:: Available data ::

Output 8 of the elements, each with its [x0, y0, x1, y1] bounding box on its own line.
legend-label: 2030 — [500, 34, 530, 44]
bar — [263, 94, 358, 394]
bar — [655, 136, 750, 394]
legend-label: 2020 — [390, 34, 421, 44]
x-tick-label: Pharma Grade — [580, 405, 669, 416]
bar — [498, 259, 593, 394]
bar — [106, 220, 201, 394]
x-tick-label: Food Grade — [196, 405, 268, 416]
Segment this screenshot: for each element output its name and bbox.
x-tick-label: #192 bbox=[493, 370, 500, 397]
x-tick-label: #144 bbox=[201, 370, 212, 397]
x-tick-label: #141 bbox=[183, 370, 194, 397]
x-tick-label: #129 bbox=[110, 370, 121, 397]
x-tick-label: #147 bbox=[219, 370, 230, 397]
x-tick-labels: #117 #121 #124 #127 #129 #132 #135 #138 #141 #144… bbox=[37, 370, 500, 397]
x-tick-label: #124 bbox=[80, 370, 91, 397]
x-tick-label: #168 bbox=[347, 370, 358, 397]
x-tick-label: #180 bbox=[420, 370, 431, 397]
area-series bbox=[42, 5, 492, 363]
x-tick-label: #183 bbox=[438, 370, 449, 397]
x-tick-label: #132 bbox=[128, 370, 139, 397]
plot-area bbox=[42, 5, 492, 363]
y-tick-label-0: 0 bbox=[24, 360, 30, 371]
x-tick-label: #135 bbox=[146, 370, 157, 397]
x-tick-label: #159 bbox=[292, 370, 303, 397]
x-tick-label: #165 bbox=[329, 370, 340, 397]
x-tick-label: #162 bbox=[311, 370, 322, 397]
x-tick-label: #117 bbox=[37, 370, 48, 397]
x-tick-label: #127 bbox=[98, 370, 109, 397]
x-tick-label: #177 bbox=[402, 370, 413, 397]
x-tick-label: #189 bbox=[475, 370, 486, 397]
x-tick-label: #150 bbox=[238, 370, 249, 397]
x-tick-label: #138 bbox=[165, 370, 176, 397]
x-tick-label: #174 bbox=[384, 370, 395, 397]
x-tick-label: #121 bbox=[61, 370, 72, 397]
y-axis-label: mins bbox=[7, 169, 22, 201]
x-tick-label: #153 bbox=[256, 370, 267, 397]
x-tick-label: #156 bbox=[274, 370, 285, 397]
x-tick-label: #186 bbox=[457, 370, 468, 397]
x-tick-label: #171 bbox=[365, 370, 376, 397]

:::

Please print all of the data above once more, line for line and unchanged.

Response to this task:
Output 8 of the elements, each with its [x0, y0, x1, y1] bounding box on its own line.
legend-label: 2030 — [500, 34, 530, 44]
bar — [263, 94, 358, 394]
bar — [655, 136, 750, 394]
legend-label: 2020 — [390, 34, 421, 44]
x-tick-label: Pharma Grade — [580, 405, 669, 416]
bar — [498, 259, 593, 394]
bar — [106, 220, 201, 394]
x-tick-label: Food Grade — [196, 405, 268, 416]
Segment this screenshot: for each element output its name and bbox.
x-tick-label: #192 bbox=[493, 370, 500, 397]
x-tick-label: #144 bbox=[201, 370, 212, 397]
x-tick-label: #141 bbox=[183, 370, 194, 397]
x-tick-label: #129 bbox=[110, 370, 121, 397]
x-tick-label: #147 bbox=[219, 370, 230, 397]
x-tick-labels: #117 #121 #124 #127 #129 #132 #135 #138 #141 #144… bbox=[37, 370, 500, 397]
x-tick-label: #124 bbox=[80, 370, 91, 397]
x-tick-label: #168 bbox=[347, 370, 358, 397]
x-tick-label: #180 bbox=[420, 370, 431, 397]
area-series bbox=[42, 5, 492, 363]
x-tick-label: #183 bbox=[438, 370, 449, 397]
x-tick-label: #132 bbox=[128, 370, 139, 397]
plot-area bbox=[42, 5, 492, 363]
y-tick-label-0: 0 bbox=[24, 360, 30, 371]
x-tick-label: #135 bbox=[146, 370, 157, 397]
x-tick-label: #159 bbox=[292, 370, 303, 397]
x-tick-label: #165 bbox=[329, 370, 340, 397]
x-tick-label: #162 bbox=[311, 370, 322, 397]
x-tick-label: #117 bbox=[37, 370, 48, 397]
x-tick-label: #127 bbox=[98, 370, 109, 397]
x-tick-label: #177 bbox=[402, 370, 413, 397]
x-tick-label: #189 bbox=[475, 370, 486, 397]
x-tick-label: #150 bbox=[238, 370, 249, 397]
x-tick-label: #138 bbox=[165, 370, 176, 397]
x-tick-label: #174 bbox=[384, 370, 395, 397]
x-tick-label: #121 bbox=[61, 370, 72, 397]
y-axis-label: mins bbox=[7, 169, 22, 201]
x-tick-label: #153 bbox=[256, 370, 267, 397]
x-tick-label: #156 bbox=[274, 370, 285, 397]
x-tick-label: #186 bbox=[457, 370, 468, 397]
x-tick-label: #171 bbox=[365, 370, 376, 397]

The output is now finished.